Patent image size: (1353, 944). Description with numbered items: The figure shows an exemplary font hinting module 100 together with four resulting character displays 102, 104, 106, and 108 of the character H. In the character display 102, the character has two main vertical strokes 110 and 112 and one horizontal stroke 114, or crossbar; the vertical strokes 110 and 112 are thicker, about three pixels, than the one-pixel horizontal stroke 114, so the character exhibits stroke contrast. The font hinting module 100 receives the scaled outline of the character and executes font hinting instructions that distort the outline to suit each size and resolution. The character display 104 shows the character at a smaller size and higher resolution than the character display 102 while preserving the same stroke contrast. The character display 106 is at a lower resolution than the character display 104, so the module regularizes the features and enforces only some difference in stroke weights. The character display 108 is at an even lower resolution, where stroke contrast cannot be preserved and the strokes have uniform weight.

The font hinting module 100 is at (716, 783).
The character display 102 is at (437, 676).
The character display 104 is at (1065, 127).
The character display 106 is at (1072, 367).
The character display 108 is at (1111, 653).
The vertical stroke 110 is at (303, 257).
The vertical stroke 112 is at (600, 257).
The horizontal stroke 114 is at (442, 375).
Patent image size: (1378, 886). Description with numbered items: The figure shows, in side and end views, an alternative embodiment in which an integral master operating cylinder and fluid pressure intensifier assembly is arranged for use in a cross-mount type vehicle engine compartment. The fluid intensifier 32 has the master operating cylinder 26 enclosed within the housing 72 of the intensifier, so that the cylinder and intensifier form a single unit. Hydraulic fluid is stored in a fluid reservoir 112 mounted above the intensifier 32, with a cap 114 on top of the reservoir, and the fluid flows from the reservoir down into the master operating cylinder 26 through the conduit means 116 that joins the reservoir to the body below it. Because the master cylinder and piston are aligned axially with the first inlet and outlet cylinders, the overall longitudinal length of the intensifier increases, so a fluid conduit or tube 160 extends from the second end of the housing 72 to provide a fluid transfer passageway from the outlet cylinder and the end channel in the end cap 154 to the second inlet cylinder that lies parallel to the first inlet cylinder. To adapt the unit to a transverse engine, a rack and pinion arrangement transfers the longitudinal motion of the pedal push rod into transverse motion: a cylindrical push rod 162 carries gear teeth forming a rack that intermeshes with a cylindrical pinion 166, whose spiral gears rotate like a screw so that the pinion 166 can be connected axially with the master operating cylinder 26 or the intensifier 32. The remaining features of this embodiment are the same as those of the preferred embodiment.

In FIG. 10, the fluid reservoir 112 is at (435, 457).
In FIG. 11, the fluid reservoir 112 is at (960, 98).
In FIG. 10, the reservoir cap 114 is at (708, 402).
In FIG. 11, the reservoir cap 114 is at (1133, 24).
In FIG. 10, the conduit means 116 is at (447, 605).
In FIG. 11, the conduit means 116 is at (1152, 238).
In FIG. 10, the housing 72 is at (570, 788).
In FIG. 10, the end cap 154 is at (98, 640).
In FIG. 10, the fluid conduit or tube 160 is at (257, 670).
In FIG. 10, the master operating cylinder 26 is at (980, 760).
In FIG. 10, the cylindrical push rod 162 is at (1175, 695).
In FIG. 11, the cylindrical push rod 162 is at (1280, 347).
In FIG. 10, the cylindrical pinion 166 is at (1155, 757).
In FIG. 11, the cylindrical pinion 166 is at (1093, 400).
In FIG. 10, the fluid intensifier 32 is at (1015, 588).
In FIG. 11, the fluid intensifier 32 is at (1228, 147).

Problem to solve:
Reproduce all of the records above, putting "Numbered description" wherever "Description with numbered items" appears and leaving everything else as it is.

Written answer:
Patent image size: (1353, 944). Numbered description: The figure shows an exemplary font hinting module 100 together with four resulting character displays 102, 104, 106, and 108 of the character H. In the character display 102, the character has two main vertical strokes 110 and 112 and one horizontal stroke 114, or crossbar; the vertical strokes 110 and 112 are thicker, about three pixels, than the one-pixel horizontal stroke 114, so the character exhibits stroke contrast. The font hinting module 100 receives the scaled outline of the character and executes font hinting instructions that distort the outline to suit each size and resolution. The character display 104 shows the character at a smaller size and higher resolution than the character display 102 while preserving the same stroke contrast. The character display 106 is at a lower resolution than the character display 104, so the module regularizes the features and enforces only some difference in stroke weights. The character display 108 is at an even lower resolution, where stroke contrast cannot be preserved and the strokes have uniform weight.

The font hinting module 100 is at (716, 783).
The character display 102 is at (437, 676).
The character display 104 is at (1065, 127).
The character display 106 is at (1072, 367).
The character display 108 is at (1111, 653).
The vertical stroke 110 is at (303, 257).
The vertical stroke 112 is at (600, 257).
The horizontal stroke 114 is at (442, 375).
Patent image size: (1378, 886). Numbered description: The figure shows, in side and end views, an alternative embodiment in which an integral master operating cylinder and fluid pressure intensifier assembly is arranged for use in a cross-mount type vehicle engine compartment. The fluid intensifier 32 has the master operating cylinder 26 enclosed within the housing 72 of the intensifier, so that the cylinder and intensifier form a single unit. Hydraulic fluid is stored in a fluid reservoir 112 mounted above the intensifier 32, with a cap 114 on top of the reservoir, and the fluid flows from the reservoir down into the master operating cylinder 26 through the conduit means 116 that joins the reservoir to the body below it. Because the master cylinder and piston are aligned axially with the first inlet and outlet cylinders, the overall longitudinal length of the intensifier increases, so a fluid conduit or tube 160 extends from the second end of the housing 72 to provide a fluid transfer passageway from the outlet cylinder and the end channel in the end cap 154 to the second inlet cylinder that lies parallel to the first inlet cylinder. To adapt the unit to a transverse engine, a rack and pinion arrangement transfers the longitudinal motion of the pedal push rod into transverse motion: a cylindrical push rod 162 carries gear teeth forming a rack that intermeshes with a cylindrical pinion 166, whose spiral gears rotate like a screw so that the pinion 166 can be connected axially with the master operating cylinder 26 or the intensifier 32. The remaining features of this embodiment are the same as those of the preferred embodiment.

In FIG. 10, the fluid reservoir 112 is at (435, 457).
In FIG. 11, the fluid reservoir 112 is at (960, 98).
In FIG. 10, the reservoir cap 114 is at (708, 402).
In FIG. 11, the reservoir cap 114 is at (1133, 24).
In FIG. 10, the conduit means 116 is at (447, 605).
In FIG. 11, the conduit means 116 is at (1152, 238).
In FIG. 10, the housing 72 is at (570, 788).
In FIG. 10, the end cap 154 is at (98, 640).
In FIG. 10, the fluid conduit or tube 160 is at (257, 670).
In FIG. 10, the master operating cylinder 26 is at (980, 760).
In FIG. 10, the cylindrical push rod 162 is at (1175, 695).
In FIG. 11, the cylindrical push rod 162 is at (1280, 347).
In FIG. 10, the cylindrical pinion 166 is at (1155, 757).
In FIG. 11, the cylindrical pinion 166 is at (1093, 400).
In FIG. 10, the fluid intensifier 32 is at (1015, 588).
In FIG. 11, the fluid intensifier 32 is at (1228, 147).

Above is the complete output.